-1

I have an lm model in R that I have trained and serialized. Inside a function, where I pass as input the model and a feature vector (one single array), I have:

CREATE OR REPLACE FUNCTION lm_predict(
    feat_vec float[],
    model bytea
)
RETURNS float
AS
$$
    #R-code goes here.
    mdl <- unserialize(model)
    # class(feat_vec) outputs "array"
    y_hat <- predict.lm(mdl, newdata = as.data.frame.list(feat_vec))
    return (y_hat)
$$ LANGUAGE 'plr';

This returns the wrong y_hat!! I know this because this other solution works (the inputs to this function are still the model (in a bytearray) and one feat_vec (array)):

CREATE OR REPLACE FUNCTION lm_predict(
    feat_vec float[],
    model bytea
)
RETURNS float
AS
$$
    #R-code goes here.
    mdl <- unserialize(model)
    coef = mdl$coefficients
    y_hat = coef[1] + as.numeric(coef[-1]%*%feat_vec)
    return (y_hat)
$$ LANGUAGE 'plr';

What am I doing wrong?? It is the same unserialized model, the first option should give me the right answer as well...

Exercise objective:
Decide whether each statement agrees with the lm_predict question: 1. The model is passed to the function as a bytea argument. 2. The second version of the function computes y_hat by calling predict.lm. 3. The asker says the first version returns the wrong y_hat.

Dataset content:
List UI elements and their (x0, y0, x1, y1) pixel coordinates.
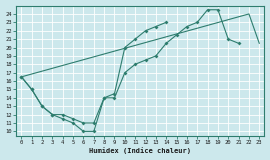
X-axis label: Humidex (Indice chaleur): Humidex (Indice chaleur) (89, 148, 191, 154)
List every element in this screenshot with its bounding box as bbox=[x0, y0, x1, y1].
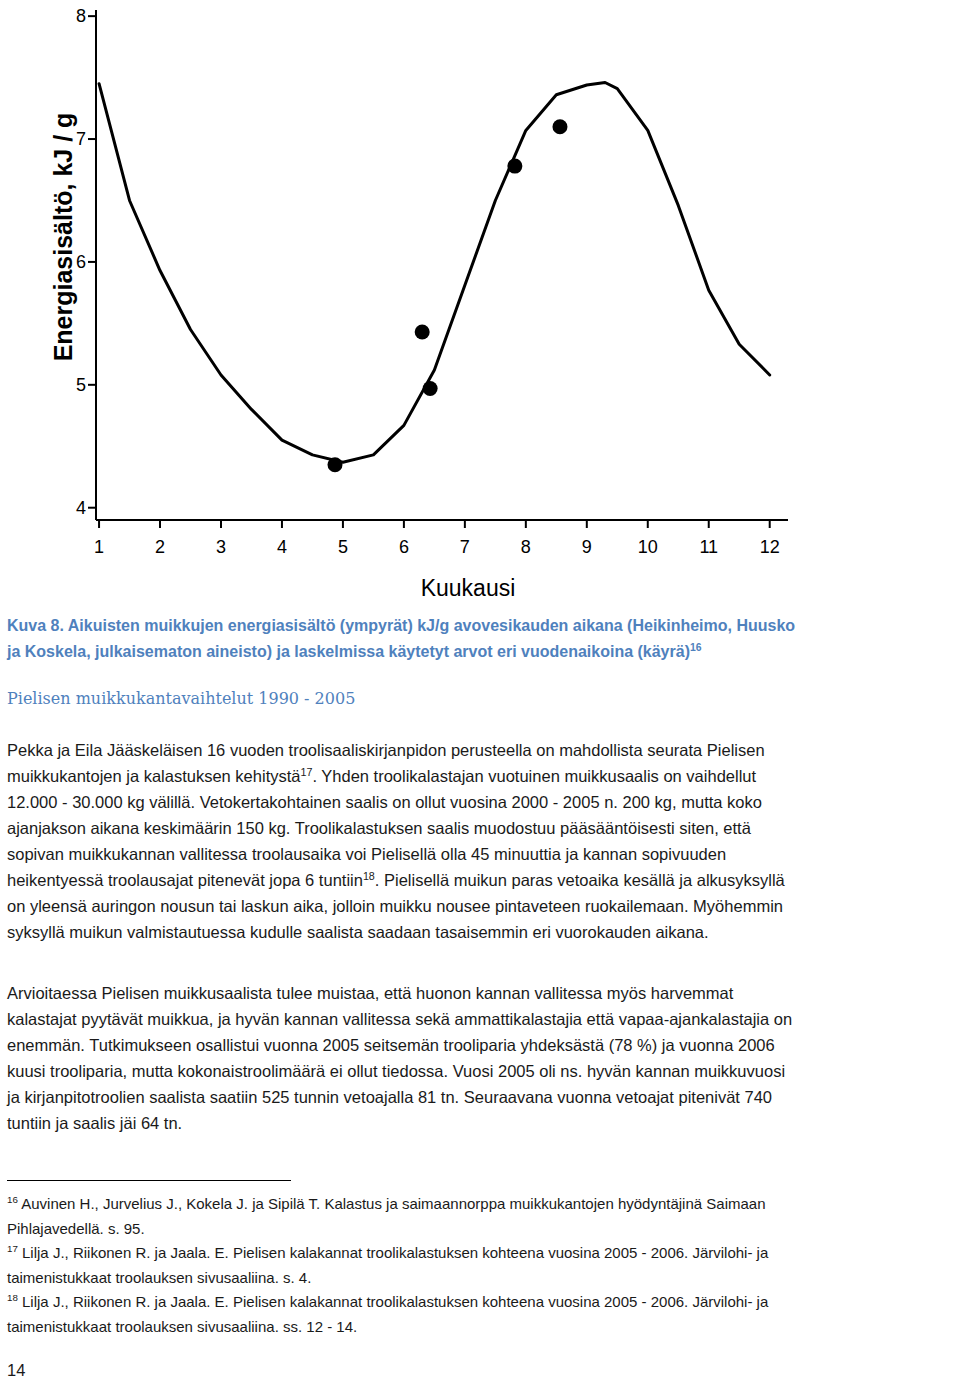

Full output:
1. Yes: "model bytea"
2. No: "y_hat = coef[1] + as.numeric(coef[-1]%*%feat_vec)"
3. Yes: "This returns the wrong y_hat!!"